_Exercise prompt_: Render this sentence from the R tips text below in Spanish: "This page contains some simple tips and tricks for R users."

_Extract_:
------------

R

Hello folks!!

This page contains some simple tips and tricks for R users. These are commonly used steps in many most science engagements. I am not sure about others but I tend to forget the constructs often and spend time looking up examples. So I thought, why not put them all in one place where they could certainly benefit me, but hopefully some others as well.

A good way to getting and setting the path in your projects

path = getwd()
setwd(path)
#path

Once your projects get larger you end up using a lot of packages. The awesome ‘pacman’ package keeps it easy for you to remember and load all needed pcakages at once. Give it a shot: http://trinker.github.io/pacman/

if (!require("pacman")) install.packages("pacman")
pacman::p_load(package1, package1, etc.)

Reading delimited files which are comma separated text files

DelimFile = read.delim(file="testData.txt", header = T, sep = ",", na.strings = ")
# Getting a summary of the file
summary(DelimFile)
# What is the number of rows
nrow(DelimFile)
# What is the number of columns
ncol(DelimFile)
# Look at the top few rows
head(DelimFile)
# Look at the bottom few rows
tail(DelimFile)

How to remove rows with NAs from the above file

No_NAS = DelimFile[complete.cases(DelimFile),]

Converting format of a date column to required date format

file$colname <- as.Date(file$colname, "%Y%m%d")

------------

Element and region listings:
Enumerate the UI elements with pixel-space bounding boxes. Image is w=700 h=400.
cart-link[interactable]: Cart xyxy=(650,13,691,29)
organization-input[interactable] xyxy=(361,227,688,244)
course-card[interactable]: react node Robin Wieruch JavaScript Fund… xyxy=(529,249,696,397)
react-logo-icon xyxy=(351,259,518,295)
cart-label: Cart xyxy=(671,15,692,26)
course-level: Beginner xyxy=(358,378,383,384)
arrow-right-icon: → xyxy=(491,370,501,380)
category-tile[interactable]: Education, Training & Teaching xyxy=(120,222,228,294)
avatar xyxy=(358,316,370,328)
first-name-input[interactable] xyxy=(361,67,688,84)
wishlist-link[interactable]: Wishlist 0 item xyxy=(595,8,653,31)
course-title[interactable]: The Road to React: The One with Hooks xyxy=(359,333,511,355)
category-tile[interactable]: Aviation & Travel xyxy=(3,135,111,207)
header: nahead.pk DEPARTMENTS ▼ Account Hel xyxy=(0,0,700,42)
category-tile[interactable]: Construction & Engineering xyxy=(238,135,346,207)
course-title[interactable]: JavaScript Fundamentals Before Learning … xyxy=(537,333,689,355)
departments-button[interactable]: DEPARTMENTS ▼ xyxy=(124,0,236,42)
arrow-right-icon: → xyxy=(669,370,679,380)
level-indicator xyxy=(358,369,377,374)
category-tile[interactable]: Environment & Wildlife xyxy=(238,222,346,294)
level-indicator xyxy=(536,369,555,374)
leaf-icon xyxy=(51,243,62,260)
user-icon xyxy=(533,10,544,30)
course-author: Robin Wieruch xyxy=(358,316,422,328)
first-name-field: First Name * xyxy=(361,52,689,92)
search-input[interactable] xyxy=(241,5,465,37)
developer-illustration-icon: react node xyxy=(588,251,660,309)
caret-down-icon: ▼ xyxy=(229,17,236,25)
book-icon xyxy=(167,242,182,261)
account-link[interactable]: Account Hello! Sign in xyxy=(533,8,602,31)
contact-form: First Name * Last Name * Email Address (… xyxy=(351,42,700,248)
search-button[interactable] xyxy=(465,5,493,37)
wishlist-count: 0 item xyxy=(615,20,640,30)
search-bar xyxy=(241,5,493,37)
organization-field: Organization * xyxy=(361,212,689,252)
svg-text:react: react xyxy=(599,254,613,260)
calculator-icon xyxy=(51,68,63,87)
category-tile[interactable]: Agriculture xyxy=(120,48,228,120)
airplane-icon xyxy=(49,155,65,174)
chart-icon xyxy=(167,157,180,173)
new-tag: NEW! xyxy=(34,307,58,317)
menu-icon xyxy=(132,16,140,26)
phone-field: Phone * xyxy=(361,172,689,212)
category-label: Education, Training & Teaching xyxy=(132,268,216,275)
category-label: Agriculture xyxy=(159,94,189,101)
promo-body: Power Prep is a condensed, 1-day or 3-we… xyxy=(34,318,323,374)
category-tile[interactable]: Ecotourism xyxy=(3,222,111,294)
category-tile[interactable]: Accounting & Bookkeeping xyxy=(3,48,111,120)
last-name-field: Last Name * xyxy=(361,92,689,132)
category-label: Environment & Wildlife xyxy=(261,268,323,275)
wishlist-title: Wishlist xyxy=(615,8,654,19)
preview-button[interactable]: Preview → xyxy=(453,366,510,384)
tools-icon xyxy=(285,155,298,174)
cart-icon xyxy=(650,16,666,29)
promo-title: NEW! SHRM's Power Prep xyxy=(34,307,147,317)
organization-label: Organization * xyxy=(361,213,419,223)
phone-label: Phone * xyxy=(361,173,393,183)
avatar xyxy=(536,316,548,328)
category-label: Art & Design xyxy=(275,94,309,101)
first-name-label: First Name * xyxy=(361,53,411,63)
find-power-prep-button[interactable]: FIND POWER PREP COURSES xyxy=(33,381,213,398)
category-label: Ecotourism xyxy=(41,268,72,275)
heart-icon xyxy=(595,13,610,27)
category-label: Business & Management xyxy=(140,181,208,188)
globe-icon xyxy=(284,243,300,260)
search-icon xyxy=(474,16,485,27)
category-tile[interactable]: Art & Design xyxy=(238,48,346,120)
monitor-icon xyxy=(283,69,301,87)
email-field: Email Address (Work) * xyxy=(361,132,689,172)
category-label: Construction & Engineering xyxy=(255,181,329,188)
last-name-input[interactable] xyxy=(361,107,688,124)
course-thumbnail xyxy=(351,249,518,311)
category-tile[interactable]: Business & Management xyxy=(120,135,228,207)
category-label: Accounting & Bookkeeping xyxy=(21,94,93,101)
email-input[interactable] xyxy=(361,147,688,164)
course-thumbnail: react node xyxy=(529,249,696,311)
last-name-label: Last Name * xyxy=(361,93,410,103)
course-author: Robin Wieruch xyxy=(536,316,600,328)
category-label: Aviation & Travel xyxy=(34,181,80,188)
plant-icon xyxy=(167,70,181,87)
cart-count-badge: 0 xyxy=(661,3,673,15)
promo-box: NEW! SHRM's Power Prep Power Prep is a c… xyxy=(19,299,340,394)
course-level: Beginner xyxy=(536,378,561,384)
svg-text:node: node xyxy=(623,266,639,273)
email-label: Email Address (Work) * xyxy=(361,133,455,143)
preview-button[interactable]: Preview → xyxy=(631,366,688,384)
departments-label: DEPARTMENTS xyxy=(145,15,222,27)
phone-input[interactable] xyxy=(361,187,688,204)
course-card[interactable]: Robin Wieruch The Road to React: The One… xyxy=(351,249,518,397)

------------

_Output for this task_: Esta página contiene algunos consejos y trucos sencillos para usuarios de R.